_Problem_. Extract each line of the records below that contains the word "destination".

_Data excerpts_.
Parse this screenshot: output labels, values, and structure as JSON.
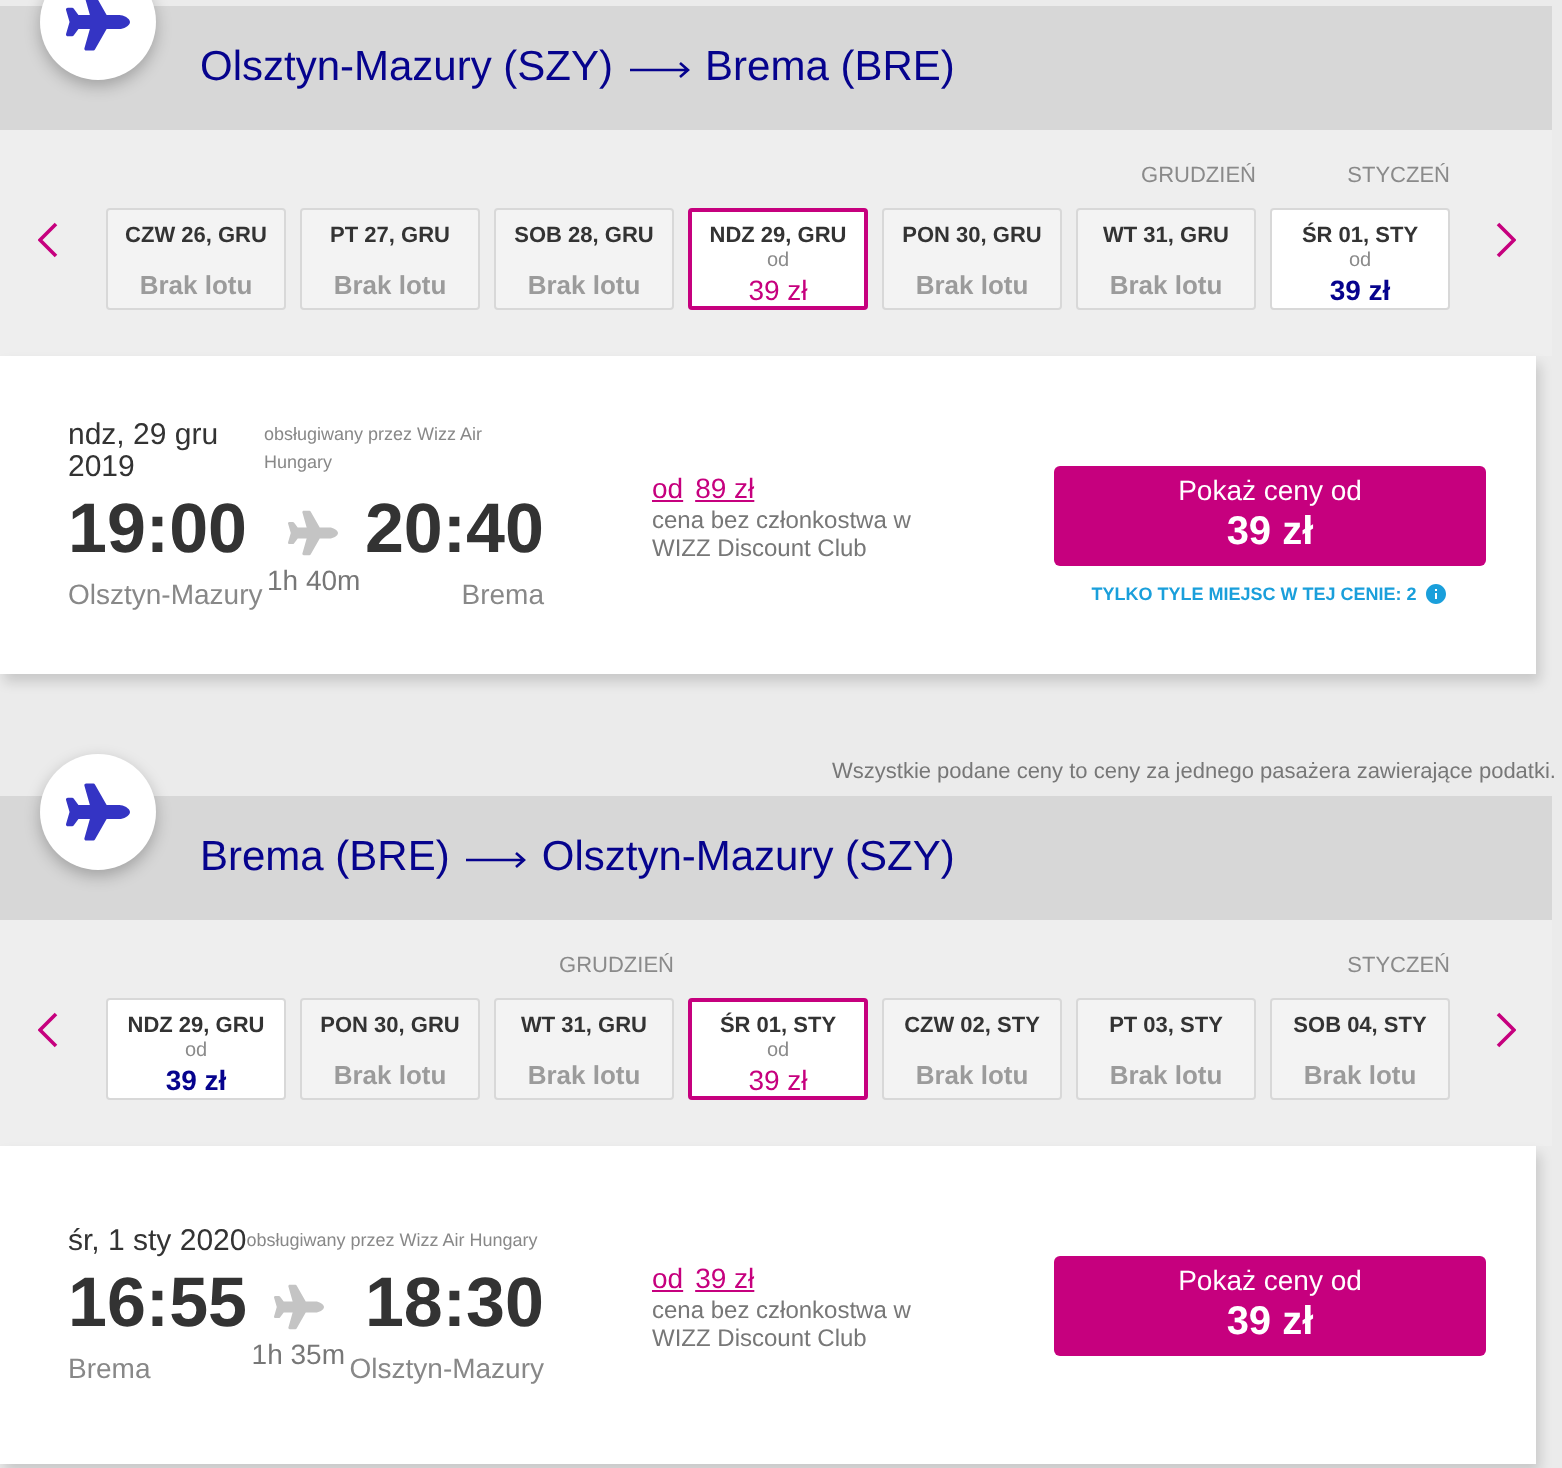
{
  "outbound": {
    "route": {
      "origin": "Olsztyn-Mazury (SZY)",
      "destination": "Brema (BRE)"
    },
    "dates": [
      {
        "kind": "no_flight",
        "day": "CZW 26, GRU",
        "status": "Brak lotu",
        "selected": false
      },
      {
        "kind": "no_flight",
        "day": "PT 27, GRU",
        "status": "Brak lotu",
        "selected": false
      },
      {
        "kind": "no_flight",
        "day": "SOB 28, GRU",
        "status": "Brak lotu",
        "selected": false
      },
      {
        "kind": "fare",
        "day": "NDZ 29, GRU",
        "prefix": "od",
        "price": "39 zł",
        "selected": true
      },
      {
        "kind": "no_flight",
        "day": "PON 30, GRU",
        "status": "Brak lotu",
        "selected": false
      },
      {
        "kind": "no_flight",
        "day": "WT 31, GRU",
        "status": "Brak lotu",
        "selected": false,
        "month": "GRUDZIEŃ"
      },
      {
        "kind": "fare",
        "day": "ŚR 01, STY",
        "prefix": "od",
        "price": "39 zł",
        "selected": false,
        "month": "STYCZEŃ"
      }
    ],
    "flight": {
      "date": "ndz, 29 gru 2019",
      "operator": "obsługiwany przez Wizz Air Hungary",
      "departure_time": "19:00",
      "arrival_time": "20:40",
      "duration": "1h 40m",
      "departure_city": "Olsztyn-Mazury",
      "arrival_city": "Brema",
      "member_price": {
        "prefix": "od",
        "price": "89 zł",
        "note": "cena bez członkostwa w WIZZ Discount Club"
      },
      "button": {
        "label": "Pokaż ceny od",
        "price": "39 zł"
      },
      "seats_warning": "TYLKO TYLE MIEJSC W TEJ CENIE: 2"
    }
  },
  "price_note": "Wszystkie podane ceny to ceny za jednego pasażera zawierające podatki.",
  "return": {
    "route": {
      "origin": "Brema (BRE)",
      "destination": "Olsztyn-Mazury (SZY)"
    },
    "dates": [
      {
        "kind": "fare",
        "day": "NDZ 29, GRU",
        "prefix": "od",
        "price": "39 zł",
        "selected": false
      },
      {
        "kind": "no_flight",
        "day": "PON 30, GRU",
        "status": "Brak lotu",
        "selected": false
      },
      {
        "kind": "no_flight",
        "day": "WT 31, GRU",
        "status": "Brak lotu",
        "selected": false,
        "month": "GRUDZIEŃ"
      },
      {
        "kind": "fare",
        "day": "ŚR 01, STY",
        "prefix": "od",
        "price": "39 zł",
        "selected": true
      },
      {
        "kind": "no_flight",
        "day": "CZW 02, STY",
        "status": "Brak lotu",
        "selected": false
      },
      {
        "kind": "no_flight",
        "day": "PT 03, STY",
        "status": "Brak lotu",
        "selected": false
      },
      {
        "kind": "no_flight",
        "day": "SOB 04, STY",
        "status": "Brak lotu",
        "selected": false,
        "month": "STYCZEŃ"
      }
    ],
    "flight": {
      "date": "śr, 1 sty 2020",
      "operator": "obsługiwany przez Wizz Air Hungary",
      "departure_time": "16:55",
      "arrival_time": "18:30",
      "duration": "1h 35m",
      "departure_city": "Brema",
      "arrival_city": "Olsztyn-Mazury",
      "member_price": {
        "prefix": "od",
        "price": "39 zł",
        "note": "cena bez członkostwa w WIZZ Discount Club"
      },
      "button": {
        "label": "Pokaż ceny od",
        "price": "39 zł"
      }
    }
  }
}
==
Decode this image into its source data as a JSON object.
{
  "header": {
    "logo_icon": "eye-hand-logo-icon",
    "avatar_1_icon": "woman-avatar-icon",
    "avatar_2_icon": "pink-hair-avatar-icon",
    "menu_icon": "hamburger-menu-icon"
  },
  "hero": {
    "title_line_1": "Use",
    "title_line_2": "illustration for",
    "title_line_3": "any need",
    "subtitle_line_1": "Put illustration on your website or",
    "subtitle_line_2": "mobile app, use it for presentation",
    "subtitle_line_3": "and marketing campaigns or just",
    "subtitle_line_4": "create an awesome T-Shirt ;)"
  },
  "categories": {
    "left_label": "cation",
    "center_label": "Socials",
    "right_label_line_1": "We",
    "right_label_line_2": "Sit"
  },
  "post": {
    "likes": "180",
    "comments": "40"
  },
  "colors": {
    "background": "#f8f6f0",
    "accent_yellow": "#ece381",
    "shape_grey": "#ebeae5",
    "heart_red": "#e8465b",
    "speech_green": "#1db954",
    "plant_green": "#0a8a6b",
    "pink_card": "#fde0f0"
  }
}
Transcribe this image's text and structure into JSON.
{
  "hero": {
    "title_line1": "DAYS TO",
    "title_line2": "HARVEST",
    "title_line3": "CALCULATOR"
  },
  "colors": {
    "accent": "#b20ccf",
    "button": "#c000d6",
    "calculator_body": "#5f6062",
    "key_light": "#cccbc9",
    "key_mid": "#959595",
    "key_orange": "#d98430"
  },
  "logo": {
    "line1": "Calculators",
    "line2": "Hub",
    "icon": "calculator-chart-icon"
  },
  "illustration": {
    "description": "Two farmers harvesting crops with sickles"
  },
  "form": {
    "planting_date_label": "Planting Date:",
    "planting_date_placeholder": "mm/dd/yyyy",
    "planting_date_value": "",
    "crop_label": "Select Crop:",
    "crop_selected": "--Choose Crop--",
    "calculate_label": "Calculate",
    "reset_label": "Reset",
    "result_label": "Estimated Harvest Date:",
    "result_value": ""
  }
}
* * *
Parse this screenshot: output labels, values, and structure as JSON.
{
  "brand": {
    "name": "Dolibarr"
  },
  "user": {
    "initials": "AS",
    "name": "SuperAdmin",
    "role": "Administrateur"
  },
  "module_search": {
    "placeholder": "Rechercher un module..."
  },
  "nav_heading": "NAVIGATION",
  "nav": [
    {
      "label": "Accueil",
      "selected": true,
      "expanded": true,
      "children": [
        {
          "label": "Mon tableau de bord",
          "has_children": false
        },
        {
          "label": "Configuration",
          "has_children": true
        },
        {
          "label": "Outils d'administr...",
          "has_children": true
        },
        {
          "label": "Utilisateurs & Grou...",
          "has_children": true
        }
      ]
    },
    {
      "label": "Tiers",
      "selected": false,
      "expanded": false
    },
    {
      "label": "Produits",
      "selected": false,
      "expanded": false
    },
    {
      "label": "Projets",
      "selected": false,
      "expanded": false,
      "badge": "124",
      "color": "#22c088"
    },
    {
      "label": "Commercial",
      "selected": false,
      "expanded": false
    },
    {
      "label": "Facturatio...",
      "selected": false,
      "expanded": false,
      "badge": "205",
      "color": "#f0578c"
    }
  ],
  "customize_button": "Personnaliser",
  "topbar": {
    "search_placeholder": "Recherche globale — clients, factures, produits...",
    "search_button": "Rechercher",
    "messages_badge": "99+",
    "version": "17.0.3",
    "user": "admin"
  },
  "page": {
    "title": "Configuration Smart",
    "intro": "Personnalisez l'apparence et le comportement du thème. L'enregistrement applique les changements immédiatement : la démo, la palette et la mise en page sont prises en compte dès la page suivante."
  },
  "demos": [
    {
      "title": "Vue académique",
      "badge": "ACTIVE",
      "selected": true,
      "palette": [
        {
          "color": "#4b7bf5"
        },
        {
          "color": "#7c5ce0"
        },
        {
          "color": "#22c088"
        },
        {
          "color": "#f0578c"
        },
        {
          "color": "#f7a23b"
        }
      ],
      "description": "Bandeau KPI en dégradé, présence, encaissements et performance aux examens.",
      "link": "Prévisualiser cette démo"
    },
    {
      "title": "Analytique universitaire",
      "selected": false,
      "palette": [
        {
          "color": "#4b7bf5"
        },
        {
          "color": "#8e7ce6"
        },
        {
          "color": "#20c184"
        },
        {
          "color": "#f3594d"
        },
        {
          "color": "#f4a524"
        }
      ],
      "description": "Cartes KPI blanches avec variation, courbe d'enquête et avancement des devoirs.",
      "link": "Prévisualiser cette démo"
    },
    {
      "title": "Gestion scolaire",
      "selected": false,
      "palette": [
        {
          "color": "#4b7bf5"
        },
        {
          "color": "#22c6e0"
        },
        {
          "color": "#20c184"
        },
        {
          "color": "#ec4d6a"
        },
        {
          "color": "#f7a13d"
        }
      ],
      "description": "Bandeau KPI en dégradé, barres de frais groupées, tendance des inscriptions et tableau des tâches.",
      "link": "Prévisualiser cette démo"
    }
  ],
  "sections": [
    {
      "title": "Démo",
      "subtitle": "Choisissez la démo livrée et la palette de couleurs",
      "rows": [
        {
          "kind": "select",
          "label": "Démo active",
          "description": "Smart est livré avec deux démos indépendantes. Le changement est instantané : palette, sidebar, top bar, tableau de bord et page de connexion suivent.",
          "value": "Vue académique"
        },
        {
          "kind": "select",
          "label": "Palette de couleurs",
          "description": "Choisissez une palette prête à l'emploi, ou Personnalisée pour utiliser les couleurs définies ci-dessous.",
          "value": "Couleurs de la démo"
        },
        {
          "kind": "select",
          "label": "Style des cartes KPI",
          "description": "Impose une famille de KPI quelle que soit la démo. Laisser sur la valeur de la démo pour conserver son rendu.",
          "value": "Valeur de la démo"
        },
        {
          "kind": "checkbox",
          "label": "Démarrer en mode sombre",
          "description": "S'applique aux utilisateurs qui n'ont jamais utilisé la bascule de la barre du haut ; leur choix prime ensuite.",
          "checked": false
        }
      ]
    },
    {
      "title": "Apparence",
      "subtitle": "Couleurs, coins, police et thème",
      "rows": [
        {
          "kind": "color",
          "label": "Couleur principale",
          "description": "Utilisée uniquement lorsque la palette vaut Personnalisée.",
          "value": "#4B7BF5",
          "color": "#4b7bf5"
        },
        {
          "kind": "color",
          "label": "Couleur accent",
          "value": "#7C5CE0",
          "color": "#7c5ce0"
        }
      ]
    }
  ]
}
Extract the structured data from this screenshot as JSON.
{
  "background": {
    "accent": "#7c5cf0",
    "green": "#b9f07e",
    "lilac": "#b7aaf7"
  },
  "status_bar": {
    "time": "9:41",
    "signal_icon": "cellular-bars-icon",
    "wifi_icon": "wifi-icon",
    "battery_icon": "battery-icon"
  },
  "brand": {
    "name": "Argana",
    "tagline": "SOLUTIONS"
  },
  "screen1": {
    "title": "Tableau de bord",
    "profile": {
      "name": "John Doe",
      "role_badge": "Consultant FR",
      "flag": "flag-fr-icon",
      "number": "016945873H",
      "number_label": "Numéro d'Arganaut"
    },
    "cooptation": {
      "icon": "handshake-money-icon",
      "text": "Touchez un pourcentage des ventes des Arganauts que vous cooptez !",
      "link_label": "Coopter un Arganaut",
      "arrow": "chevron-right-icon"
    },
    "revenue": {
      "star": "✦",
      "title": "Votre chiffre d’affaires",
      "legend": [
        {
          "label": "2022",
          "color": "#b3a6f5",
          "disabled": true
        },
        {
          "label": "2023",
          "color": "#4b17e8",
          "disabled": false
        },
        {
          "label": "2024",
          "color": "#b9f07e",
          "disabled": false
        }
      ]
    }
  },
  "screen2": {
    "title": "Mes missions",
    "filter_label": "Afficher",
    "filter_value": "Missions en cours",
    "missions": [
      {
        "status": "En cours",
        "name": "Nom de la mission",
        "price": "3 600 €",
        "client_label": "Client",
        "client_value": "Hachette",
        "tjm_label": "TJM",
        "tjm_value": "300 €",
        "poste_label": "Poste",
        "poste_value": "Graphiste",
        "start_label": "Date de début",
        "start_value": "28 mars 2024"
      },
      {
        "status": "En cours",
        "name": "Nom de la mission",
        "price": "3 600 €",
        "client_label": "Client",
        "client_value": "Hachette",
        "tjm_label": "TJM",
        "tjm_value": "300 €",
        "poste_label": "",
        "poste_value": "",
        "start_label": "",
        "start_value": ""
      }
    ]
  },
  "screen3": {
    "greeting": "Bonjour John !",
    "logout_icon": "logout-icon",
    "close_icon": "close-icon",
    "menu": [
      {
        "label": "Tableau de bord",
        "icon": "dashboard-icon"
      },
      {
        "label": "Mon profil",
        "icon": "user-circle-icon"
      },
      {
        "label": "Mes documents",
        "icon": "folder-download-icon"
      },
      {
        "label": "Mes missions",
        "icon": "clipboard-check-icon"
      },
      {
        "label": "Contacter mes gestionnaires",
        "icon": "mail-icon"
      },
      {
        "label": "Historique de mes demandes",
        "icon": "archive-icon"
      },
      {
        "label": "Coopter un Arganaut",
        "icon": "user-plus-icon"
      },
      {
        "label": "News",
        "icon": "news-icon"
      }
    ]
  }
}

_Written answer_.
      "destination": "Brema (BRE)"
      "destination": "Olsztyn-Mazury (SZY)"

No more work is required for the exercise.